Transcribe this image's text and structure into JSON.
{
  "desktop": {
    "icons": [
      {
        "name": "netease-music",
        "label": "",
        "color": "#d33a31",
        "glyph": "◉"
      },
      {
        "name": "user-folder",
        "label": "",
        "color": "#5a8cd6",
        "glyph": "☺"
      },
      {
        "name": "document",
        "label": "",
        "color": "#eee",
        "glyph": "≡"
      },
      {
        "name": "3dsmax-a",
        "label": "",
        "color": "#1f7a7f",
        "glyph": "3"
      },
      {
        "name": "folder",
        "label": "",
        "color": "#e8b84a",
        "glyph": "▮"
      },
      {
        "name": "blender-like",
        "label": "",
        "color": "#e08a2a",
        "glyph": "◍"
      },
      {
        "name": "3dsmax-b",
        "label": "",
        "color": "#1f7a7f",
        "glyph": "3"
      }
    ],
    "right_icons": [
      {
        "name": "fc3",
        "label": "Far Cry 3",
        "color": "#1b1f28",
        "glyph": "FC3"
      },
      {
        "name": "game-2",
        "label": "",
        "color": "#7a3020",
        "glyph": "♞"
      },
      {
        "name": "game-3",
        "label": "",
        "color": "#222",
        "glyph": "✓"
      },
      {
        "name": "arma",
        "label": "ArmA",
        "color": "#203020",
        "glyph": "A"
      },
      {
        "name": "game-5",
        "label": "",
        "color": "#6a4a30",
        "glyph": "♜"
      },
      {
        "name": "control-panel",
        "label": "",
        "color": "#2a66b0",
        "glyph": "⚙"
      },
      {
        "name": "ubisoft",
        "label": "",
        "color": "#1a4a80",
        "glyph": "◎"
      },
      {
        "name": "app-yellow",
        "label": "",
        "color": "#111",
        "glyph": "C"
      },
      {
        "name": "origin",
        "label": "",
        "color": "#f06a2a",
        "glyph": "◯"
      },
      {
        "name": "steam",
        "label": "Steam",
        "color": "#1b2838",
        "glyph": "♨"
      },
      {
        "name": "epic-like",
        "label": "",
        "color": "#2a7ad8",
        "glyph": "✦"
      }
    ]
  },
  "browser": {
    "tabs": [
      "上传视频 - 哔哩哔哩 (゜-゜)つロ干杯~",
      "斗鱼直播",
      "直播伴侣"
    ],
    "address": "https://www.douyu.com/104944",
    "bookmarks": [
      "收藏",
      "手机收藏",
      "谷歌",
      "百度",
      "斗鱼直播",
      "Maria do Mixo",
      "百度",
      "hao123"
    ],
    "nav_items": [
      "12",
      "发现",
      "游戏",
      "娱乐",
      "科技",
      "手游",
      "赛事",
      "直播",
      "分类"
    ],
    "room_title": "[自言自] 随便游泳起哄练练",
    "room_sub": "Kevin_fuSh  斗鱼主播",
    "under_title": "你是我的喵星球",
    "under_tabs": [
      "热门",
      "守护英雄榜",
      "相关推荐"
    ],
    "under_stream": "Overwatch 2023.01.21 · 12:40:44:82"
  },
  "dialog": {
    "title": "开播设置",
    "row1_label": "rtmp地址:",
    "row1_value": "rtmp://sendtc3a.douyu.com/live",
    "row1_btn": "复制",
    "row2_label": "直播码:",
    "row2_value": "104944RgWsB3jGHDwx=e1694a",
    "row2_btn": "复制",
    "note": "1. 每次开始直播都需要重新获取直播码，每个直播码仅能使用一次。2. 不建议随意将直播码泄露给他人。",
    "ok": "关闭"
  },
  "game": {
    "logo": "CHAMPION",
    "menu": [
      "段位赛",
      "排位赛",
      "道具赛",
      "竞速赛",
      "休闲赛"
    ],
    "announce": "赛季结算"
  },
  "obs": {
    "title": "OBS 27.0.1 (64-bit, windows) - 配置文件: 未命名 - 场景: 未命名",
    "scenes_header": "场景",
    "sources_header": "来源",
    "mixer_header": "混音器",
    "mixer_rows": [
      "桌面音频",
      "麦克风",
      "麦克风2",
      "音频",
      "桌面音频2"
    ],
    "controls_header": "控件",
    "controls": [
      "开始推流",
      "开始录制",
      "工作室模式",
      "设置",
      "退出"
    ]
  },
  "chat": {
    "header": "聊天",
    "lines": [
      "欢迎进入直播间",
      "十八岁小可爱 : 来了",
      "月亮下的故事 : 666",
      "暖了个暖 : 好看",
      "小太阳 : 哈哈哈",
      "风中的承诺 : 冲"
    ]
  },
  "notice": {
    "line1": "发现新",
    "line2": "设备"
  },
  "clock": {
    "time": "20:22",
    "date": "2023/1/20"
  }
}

□ □ □ □

#### The task:
Gather up, from the records above, each line where the word "douyu" appears.

#### Result:
    "address": "https://www.douyu.com/104944",
    "row1_value": "rtmp://sendtc3a.douyu.com/live",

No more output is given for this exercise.